| What to produce |
Copy the line with "Output a JSON" and all lines following it through the last line of the entries, exactly as written.

* start Material supplied *

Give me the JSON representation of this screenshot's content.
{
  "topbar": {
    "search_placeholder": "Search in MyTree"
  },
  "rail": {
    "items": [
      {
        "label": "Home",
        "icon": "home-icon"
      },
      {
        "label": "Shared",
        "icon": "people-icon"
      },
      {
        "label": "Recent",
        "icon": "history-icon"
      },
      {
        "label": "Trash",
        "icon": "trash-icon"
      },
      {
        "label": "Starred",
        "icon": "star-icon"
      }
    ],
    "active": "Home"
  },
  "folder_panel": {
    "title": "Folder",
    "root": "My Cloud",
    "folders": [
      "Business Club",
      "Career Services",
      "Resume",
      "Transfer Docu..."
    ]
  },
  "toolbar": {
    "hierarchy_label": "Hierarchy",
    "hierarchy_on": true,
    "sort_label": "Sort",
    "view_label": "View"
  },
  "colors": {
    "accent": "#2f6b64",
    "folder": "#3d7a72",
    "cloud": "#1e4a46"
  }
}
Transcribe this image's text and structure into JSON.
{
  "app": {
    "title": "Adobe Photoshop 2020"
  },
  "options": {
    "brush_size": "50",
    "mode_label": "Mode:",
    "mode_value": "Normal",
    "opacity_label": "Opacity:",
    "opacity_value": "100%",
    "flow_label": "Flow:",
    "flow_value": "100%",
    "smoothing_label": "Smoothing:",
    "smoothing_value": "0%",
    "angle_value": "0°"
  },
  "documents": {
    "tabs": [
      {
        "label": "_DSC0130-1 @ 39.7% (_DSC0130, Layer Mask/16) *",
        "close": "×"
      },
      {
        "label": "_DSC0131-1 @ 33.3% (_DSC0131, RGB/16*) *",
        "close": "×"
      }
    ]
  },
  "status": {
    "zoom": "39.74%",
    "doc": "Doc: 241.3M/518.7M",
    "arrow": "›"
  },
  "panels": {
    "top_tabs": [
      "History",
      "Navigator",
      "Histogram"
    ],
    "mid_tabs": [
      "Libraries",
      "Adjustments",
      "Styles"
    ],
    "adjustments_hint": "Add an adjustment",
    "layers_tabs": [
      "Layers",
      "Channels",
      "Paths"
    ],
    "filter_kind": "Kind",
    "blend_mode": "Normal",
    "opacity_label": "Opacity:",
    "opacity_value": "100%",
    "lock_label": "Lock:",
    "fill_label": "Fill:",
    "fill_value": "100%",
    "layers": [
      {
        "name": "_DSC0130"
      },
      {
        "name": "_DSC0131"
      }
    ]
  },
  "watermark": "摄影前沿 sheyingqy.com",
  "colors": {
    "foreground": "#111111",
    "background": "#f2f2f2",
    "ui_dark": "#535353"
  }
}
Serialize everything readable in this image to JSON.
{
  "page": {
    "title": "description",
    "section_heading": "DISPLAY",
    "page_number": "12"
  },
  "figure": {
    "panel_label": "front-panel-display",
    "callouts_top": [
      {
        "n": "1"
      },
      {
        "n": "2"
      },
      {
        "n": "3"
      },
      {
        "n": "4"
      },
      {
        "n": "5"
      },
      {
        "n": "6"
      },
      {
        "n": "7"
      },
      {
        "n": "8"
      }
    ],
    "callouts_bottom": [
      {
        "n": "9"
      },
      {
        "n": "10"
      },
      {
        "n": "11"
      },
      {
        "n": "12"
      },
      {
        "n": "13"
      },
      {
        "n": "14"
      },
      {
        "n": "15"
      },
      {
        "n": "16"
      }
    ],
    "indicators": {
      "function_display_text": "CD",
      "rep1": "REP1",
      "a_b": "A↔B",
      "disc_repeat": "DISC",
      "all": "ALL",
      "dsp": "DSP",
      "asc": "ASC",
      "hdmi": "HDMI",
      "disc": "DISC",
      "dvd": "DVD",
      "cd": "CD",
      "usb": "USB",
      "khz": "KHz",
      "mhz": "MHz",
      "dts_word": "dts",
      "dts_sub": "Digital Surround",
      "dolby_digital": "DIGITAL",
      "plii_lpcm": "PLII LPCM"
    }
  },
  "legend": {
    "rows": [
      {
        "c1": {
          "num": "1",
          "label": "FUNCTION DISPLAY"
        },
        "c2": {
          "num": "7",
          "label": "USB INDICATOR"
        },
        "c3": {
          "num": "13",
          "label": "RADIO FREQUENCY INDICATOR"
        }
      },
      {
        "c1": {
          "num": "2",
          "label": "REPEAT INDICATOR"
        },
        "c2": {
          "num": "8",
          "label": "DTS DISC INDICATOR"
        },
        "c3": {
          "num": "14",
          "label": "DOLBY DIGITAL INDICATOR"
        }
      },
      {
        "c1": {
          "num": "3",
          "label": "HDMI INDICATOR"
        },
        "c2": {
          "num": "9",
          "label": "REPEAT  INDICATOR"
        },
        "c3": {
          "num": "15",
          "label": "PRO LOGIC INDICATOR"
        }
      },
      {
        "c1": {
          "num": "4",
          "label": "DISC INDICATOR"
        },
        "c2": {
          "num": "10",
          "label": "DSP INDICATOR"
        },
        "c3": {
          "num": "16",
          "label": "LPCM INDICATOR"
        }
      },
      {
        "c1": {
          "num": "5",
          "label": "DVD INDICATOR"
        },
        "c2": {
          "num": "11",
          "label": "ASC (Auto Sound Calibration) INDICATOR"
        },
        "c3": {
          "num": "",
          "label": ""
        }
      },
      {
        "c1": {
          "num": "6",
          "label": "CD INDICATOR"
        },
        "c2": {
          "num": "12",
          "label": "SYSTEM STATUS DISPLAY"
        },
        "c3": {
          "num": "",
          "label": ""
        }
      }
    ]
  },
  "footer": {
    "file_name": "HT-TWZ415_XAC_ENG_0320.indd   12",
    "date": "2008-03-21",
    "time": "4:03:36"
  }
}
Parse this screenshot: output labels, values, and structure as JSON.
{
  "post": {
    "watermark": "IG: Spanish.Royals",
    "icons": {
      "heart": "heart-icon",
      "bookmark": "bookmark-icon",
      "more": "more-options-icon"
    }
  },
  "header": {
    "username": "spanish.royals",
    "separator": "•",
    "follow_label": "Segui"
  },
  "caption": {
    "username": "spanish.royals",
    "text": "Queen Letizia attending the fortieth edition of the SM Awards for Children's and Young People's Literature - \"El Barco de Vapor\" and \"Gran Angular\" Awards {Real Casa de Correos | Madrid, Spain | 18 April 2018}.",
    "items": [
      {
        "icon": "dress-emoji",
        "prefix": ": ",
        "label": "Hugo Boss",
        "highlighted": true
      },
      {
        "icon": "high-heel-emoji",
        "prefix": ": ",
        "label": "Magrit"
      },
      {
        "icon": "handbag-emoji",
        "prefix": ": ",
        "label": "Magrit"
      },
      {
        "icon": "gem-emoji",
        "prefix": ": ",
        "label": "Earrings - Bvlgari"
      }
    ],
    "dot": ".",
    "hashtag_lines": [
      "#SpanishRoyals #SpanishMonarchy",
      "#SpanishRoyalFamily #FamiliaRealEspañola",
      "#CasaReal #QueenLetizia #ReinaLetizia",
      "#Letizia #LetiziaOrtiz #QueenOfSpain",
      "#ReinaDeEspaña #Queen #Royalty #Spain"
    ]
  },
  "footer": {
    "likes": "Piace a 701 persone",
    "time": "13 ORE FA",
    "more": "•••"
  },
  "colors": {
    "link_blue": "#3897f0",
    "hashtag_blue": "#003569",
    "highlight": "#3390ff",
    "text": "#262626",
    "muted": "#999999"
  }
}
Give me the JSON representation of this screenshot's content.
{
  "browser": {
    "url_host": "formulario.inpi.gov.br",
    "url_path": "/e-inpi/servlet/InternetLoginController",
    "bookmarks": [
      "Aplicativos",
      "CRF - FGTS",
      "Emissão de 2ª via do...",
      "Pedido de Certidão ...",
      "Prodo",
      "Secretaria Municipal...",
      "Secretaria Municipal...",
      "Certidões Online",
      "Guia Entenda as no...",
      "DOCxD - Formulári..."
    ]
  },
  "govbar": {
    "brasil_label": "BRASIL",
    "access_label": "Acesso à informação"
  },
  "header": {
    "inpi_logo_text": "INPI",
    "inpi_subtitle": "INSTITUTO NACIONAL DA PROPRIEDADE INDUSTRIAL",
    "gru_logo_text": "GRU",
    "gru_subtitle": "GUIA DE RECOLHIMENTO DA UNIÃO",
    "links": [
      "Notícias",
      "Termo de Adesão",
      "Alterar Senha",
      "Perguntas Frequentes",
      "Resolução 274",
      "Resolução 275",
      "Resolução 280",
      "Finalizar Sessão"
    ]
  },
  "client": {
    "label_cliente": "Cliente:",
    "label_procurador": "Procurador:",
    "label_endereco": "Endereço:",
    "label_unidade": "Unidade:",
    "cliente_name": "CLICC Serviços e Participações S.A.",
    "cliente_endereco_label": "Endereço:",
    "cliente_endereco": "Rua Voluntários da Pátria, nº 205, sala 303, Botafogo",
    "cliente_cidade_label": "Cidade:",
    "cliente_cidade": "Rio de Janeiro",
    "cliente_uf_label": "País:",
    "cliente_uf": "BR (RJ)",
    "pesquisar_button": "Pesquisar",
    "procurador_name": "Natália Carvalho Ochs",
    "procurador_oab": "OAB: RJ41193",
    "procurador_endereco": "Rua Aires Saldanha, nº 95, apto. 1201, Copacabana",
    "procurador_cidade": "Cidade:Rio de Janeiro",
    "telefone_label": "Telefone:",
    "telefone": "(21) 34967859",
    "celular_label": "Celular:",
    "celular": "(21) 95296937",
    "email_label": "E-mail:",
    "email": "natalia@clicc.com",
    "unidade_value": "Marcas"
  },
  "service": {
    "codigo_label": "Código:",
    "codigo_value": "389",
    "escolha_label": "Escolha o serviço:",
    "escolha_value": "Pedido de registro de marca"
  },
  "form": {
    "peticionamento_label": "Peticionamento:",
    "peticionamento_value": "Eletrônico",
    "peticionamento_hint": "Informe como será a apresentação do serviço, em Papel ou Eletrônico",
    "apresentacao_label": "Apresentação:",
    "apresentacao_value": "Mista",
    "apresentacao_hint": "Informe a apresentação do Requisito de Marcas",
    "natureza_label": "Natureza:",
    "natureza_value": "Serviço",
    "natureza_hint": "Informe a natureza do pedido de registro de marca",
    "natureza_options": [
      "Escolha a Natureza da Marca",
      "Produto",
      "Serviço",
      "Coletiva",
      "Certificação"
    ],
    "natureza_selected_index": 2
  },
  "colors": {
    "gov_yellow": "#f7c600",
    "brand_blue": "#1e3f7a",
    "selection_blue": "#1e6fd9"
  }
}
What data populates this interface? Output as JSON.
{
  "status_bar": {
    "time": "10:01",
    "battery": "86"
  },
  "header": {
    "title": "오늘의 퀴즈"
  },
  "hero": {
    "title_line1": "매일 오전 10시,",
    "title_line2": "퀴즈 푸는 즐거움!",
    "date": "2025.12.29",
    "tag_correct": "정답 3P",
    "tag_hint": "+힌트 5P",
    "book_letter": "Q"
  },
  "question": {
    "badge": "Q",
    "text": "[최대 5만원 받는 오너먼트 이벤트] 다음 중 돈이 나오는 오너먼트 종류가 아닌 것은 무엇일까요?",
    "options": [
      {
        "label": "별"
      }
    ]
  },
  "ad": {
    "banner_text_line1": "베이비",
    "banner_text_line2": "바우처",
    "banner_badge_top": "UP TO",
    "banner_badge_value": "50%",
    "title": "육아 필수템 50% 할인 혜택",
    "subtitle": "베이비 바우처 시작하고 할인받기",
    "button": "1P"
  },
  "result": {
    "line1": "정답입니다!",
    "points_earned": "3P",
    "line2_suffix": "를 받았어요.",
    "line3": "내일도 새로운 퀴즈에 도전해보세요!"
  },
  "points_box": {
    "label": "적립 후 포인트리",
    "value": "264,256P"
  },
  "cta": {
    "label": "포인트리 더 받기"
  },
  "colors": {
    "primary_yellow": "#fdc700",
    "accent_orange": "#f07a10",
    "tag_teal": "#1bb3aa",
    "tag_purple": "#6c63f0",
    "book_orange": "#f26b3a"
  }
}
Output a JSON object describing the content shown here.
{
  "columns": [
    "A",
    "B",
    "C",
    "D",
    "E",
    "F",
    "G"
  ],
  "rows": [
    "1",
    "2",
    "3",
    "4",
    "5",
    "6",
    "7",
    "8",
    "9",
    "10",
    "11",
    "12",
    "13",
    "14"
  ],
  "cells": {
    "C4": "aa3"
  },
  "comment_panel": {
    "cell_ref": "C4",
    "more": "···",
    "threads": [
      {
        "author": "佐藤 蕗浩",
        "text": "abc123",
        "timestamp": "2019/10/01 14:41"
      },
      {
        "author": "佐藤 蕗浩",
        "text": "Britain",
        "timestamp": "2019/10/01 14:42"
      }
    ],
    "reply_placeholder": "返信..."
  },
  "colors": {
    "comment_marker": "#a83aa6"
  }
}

* end Material supplied *

| Solution |
Output a JSON object describing the content shown here.
{
  "columns": [
    "A",
    "B",
    "C",
    "D",
    "E",
    "F",
    "G"
  ],
  "rows": [
    "1",
    "2",
    "3",
    "4",
    "5",
    "6",
    "7",
    "8",
    "9",
    "10",
    "11",
    "12",
    "13",
    "14"
  ],
  "cells": {
    "C4": "aa3"
  },
  "comment_panel": {
    "cell_ref": "C4",
    "more": "···",
    "threads": [
      {
        "author": "佐藤 蕗浩",
        "text": "abc123",
        "timestamp": "2019/10/01 14:41"
      },
      {
        "author": "佐藤 蕗浩",
        "text": "Britain",
        "timestamp": "2019/10/01 14:42"
      }
    ],
    "reply_placeholder": "返信..."
  },
  "colors": {
    "comment_marker": "#a83aa6"
  }
}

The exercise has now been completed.